> _TASK TO CARRY OUT_: Whenever a line contains the string "resistance", copy it out of the entries.

> _EXTRACTED MATERIAL_:
┌──

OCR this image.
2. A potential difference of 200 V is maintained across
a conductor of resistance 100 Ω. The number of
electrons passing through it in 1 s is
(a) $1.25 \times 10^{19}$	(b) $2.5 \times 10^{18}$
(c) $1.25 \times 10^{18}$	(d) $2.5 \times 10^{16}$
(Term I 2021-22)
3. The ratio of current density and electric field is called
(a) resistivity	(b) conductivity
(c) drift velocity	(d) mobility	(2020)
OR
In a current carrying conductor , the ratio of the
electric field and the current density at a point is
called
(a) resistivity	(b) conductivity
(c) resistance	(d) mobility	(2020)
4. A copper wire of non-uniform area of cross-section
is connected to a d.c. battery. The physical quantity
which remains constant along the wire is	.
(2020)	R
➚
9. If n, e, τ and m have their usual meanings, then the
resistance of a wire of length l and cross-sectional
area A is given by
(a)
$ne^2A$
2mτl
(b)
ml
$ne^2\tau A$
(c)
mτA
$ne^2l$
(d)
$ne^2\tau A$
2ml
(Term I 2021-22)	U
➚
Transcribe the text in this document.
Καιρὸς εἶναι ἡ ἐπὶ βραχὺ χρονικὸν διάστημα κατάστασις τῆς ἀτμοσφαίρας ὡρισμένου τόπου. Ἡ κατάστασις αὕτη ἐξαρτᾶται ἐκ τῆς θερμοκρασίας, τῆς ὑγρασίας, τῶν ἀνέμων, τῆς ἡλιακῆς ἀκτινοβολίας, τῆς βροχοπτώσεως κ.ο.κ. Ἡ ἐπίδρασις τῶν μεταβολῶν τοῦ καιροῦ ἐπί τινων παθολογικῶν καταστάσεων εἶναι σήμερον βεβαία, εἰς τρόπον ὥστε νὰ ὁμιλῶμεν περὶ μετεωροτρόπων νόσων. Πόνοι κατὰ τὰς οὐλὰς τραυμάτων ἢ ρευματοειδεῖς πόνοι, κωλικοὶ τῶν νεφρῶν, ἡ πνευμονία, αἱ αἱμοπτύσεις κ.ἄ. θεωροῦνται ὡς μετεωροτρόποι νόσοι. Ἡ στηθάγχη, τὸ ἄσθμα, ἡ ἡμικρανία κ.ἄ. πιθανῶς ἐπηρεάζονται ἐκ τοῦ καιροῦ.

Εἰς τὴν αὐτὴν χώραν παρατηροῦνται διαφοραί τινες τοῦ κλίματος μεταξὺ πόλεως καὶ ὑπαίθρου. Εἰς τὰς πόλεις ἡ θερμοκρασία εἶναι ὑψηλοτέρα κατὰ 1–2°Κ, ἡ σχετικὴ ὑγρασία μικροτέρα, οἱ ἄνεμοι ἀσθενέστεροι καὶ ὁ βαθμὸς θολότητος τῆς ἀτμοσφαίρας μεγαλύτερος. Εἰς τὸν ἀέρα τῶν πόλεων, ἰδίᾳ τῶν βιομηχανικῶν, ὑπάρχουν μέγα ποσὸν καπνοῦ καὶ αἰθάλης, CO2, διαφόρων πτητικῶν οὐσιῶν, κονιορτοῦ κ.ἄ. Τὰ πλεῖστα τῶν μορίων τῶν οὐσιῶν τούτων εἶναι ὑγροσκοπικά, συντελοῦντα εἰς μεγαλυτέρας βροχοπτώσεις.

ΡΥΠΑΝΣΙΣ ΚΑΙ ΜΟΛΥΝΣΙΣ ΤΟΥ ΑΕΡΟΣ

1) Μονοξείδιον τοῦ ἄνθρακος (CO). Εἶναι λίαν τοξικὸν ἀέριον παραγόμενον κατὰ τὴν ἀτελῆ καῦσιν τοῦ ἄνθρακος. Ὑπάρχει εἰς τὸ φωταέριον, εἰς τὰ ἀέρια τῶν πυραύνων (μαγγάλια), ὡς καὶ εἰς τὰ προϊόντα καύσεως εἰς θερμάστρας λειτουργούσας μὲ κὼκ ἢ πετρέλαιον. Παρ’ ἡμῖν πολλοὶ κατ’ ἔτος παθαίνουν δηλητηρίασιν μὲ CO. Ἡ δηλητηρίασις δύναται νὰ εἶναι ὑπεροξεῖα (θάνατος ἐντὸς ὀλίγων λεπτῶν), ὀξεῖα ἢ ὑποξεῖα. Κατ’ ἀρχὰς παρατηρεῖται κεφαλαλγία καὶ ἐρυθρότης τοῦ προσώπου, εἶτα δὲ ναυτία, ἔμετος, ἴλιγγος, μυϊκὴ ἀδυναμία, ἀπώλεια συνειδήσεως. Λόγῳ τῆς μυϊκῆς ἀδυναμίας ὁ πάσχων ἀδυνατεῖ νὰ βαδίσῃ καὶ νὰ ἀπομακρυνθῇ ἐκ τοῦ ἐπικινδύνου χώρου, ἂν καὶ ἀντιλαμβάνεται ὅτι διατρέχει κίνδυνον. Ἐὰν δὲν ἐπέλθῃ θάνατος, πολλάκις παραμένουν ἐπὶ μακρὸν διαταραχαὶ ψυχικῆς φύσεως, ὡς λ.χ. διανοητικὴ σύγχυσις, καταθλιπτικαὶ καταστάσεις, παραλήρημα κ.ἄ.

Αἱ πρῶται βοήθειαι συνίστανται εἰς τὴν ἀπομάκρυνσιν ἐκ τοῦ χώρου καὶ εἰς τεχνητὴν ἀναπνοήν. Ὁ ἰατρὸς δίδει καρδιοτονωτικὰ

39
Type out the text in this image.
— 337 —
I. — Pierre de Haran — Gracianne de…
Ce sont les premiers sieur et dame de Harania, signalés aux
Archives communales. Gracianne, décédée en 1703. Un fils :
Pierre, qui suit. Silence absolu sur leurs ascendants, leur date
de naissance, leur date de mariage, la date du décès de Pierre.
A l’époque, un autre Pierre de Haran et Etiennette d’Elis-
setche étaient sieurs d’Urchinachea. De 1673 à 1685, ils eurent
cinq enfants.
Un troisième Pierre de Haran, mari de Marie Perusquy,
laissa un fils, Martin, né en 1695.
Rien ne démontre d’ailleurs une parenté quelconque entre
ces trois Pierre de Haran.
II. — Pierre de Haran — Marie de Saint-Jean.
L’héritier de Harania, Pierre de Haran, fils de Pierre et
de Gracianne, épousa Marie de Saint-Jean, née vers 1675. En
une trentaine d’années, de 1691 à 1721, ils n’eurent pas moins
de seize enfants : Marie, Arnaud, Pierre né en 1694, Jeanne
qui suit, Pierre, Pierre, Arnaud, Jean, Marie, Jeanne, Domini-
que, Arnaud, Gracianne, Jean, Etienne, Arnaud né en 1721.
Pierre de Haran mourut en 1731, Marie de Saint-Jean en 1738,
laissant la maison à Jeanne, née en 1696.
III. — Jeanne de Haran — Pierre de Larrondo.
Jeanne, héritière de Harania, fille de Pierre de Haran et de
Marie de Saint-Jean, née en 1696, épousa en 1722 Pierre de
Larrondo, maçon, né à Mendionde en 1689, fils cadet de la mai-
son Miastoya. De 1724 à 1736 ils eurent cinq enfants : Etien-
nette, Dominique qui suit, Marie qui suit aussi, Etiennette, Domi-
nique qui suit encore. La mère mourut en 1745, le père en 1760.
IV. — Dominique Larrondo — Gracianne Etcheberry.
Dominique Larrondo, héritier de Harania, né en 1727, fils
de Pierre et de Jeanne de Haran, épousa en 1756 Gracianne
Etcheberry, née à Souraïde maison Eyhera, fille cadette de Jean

└──

> _WRITTEN RESPONSE_:
a conductor of resistance 100 Ω. The number of
(c) resistance	(d) mobility	(2020)
resistance of a wire of length l and cross-sectional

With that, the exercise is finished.